- What is required
Look through the data below and say how many of its lines contain "letter", adding nothing else.

- Excerpted data
►
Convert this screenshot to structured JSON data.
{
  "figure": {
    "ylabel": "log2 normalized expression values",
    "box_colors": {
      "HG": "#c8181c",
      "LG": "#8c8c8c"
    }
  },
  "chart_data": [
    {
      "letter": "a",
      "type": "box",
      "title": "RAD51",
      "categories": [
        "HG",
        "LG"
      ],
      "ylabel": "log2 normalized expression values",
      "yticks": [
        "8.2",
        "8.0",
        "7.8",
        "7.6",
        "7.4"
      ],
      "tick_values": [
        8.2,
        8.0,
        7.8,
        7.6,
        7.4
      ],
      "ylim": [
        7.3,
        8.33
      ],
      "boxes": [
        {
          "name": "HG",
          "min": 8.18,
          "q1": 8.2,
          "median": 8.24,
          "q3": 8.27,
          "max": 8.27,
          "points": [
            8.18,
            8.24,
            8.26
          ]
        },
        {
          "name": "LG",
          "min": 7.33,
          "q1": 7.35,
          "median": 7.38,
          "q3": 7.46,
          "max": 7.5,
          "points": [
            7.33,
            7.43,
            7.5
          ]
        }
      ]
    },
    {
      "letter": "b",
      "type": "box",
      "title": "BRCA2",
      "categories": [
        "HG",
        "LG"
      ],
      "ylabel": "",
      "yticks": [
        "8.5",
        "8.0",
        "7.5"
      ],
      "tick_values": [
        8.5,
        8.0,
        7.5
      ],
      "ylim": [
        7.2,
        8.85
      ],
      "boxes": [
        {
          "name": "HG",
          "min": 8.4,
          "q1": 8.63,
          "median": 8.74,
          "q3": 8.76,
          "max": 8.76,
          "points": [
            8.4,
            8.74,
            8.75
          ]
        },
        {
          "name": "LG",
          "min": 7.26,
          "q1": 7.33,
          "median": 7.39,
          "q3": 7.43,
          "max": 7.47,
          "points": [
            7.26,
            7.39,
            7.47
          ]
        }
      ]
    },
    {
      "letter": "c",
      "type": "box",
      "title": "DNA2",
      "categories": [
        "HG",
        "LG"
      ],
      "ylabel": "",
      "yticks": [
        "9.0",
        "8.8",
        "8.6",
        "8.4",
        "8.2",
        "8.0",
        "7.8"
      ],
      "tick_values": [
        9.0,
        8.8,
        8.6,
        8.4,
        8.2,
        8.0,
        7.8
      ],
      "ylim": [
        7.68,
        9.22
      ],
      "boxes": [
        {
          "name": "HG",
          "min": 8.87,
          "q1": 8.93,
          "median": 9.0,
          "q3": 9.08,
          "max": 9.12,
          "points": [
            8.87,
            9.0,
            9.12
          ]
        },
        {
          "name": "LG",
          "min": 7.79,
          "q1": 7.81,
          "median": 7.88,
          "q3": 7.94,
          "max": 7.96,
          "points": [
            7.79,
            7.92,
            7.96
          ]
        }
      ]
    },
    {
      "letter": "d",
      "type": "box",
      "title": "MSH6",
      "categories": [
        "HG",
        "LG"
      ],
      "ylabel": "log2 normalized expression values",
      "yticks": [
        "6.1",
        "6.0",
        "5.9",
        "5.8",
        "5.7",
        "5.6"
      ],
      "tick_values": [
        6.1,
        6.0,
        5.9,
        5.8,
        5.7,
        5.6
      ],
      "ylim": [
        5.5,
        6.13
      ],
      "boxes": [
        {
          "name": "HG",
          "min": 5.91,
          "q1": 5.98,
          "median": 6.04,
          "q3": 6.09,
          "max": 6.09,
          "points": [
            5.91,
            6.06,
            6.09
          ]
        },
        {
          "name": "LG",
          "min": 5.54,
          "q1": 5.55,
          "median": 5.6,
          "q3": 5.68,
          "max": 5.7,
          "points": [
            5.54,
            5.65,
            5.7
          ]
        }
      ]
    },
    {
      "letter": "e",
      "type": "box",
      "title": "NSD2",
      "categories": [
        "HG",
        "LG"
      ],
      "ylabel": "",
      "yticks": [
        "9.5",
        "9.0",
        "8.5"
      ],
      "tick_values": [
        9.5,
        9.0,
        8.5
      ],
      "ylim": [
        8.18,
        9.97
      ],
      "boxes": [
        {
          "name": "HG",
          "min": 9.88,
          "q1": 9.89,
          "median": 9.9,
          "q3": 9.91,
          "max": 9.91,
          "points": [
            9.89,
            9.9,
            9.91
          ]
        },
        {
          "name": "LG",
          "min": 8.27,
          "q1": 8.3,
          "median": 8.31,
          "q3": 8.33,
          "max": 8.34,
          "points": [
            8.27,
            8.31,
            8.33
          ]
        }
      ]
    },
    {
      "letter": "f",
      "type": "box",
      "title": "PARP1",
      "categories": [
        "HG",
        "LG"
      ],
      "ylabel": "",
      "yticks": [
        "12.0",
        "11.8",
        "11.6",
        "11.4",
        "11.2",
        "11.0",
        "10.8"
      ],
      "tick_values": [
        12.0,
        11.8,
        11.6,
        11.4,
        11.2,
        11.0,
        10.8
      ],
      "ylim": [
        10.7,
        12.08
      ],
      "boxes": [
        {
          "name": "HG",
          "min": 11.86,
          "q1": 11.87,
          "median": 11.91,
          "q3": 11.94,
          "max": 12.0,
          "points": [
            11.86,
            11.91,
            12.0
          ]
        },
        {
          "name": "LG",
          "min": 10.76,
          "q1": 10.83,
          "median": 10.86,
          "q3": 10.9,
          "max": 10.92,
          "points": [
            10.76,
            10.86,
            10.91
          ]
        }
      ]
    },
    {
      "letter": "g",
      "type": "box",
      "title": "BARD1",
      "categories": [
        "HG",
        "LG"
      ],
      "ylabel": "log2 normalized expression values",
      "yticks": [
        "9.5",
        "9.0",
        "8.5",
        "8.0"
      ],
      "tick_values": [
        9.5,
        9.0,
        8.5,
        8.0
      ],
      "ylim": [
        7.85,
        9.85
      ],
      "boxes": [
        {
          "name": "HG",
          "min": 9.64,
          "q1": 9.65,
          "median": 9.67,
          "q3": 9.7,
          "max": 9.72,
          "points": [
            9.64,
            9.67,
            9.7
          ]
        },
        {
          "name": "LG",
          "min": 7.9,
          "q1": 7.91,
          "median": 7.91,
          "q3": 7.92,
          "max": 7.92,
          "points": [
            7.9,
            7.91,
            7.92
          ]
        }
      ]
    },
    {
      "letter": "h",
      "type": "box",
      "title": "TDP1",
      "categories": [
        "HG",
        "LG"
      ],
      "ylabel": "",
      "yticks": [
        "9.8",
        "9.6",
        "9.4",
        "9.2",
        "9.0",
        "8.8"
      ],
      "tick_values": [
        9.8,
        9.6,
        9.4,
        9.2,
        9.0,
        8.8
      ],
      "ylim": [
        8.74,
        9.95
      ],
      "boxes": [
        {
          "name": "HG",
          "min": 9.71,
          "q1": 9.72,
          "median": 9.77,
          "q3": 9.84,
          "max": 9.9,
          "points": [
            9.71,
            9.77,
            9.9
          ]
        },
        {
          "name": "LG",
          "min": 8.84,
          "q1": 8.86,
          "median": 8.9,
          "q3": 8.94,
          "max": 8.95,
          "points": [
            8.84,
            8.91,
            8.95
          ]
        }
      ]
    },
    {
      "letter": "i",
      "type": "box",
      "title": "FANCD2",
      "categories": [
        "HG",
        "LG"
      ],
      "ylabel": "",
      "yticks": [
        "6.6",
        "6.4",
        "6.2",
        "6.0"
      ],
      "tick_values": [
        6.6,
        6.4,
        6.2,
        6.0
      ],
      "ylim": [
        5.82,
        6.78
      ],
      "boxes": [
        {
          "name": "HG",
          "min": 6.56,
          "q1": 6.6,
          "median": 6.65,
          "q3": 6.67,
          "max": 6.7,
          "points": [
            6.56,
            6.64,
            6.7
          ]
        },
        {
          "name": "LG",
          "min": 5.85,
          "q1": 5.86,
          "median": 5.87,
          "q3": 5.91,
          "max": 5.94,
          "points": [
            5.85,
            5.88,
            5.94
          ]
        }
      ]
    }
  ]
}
◄
- Final result
9